WHAT YOU NEED TO DO = Provide the data again in its entirety, exactly as given.

ENTRIES SHOWN =

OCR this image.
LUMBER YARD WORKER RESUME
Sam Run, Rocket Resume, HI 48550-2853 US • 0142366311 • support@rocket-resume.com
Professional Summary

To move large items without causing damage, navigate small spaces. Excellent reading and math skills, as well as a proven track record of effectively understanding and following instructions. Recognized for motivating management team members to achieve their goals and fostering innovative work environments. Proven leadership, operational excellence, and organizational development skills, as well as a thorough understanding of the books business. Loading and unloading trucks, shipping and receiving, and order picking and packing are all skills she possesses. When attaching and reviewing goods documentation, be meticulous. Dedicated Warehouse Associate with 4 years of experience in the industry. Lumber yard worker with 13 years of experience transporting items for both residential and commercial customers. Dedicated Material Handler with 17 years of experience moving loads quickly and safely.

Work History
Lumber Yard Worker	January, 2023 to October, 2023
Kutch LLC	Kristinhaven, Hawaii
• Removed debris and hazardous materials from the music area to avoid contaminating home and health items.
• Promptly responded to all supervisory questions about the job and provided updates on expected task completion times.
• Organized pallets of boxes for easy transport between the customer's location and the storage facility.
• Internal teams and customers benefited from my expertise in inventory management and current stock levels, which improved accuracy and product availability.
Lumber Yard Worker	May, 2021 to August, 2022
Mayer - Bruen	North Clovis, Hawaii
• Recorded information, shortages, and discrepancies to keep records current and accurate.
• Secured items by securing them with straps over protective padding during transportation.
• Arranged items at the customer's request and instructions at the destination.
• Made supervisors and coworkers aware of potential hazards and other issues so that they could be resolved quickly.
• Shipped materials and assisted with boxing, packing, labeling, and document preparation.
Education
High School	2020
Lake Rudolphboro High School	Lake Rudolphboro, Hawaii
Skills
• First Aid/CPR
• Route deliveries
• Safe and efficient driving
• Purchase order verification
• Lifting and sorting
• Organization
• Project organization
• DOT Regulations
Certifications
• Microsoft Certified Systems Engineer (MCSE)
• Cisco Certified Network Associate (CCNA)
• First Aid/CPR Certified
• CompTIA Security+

EXPECTED OUTPUT =
OCR this image.
LUMBER YARD WORKER RESUME
Sam Run, Rocket Resume, HI 48550-2853 US • 0142366311 • support@rocket-resume.com
Professional Summary

To move large items without causing damage, navigate small spaces. Excellent reading and math skills, as well as a proven track record of effectively understanding and following instructions. Recognized for motivating management team members to achieve their goals and fostering innovative work environments. Proven leadership, operational excellence, and organizational development skills, as well as a thorough understanding of the books business. Loading and unloading trucks, shipping and receiving, and order picking and packing are all skills she possesses. When attaching and reviewing goods documentation, be meticulous. Dedicated Warehouse Associate with 4 years of experience in the industry. Lumber yard worker with 13 years of experience transporting items for both residential and commercial customers. Dedicated Material Handler with 17 years of experience moving loads quickly and safely.

Work History
Lumber Yard Worker	January, 2023 to October, 2023
Kutch LLC	Kristinhaven, Hawaii
• Removed debris and hazardous materials from the music area to avoid contaminating home and health items.
• Promptly responded to all supervisory questions about the job and provided updates on expected task completion times.
• Organized pallets of boxes for easy transport between the customer's location and the storage facility.
• Internal teams and customers benefited from my expertise in inventory management and current stock levels, which improved accuracy and product availability.
Lumber Yard Worker	May, 2021 to August, 2022
Mayer - Bruen	North Clovis, Hawaii
• Recorded information, shortages, and discrepancies to keep records current and accurate.
• Secured items by securing them with straps over protective padding during transportation.
• Arranged items at the customer's request and instructions at the destination.
• Made supervisors and coworkers aware of potential hazards and other issues so that they could be resolved quickly.
• Shipped materials and assisted with boxing, packing, labeling, and document preparation.
Education
High School	2020
Lake Rudolphboro High School	Lake Rudolphboro, Hawaii
Skills
• First Aid/CPR
• Route deliveries
• Safe and efficient driving
• Purchase order verification
• Lifting and sorting
• Organization
• Project organization
• DOT Regulations
Certifications
• Microsoft Certified Systems Engineer (MCSE)
• Cisco Certified Network Associate (CCNA)
• First Aid/CPR Certified
• CompTIA Security+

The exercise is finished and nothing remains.